Exact repetition is required: output every record in full.

<<<<

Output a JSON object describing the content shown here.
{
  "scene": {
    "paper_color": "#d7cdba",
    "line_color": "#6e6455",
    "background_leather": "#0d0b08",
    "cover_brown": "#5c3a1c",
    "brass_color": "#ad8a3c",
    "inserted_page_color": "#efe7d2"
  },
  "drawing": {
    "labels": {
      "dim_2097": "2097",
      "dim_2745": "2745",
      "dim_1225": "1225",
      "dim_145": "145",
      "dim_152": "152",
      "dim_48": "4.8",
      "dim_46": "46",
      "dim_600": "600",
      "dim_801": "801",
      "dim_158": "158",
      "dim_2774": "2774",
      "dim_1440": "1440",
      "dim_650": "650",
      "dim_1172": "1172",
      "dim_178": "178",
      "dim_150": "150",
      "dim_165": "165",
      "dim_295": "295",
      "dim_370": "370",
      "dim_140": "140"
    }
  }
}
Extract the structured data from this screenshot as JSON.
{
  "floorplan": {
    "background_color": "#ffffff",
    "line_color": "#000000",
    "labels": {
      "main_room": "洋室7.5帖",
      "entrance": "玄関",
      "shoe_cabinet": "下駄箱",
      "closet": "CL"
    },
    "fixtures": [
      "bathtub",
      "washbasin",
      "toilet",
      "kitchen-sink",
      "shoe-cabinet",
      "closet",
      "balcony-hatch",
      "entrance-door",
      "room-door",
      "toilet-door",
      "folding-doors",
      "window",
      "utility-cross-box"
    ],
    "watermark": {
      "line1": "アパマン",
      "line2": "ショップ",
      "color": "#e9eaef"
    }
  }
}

>>>>

▶ _Response to this exercise_
Output a JSON object describing the content shown here.
{
  "scene": {
    "paper_color": "#d7cdba",
    "line_color": "#6e6455",
    "background_leather": "#0d0b08",
    "cover_brown": "#5c3a1c",
    "brass_color": "#ad8a3c",
    "inserted_page_color": "#efe7d2"
  },
  "drawing": {
    "labels": {
      "dim_2097": "2097",
      "dim_2745": "2745",
      "dim_1225": "1225",
      "dim_145": "145",
      "dim_152": "152",
      "dim_48": "4.8",
      "dim_46": "46",
      "dim_600": "600",
      "dim_801": "801",
      "dim_158": "158",
      "dim_2774": "2774",
      "dim_1440": "1440",
      "dim_650": "650",
      "dim_1172": "1172",
      "dim_178": "178",
      "dim_150": "150",
      "dim_165": "165",
      "dim_295": "295",
      "dim_370": "370",
      "dim_140": "140"
    }
  }
}
Extract the structured data from this screenshot as JSON.
{
  "floorplan": {
    "background_color": "#ffffff",
    "line_color": "#000000",
    "labels": {
      "main_room": "洋室7.5帖",
      "entrance": "玄関",
      "shoe_cabinet": "下駄箱",
      "closet": "CL"
    },
    "fixtures": [
      "bathtub",
      "washbasin",
      "toilet",
      "kitchen-sink",
      "shoe-cabinet",
      "closet",
      "balcony-hatch",
      "entrance-door",
      "room-door",
      "toilet-door",
      "folding-doors",
      "window",
      "utility-cross-box"
    ],
    "watermark": {
      "line1": "アパマン",
      "line2": "ショップ",
      "color": "#e9eaef"
    }
  }
}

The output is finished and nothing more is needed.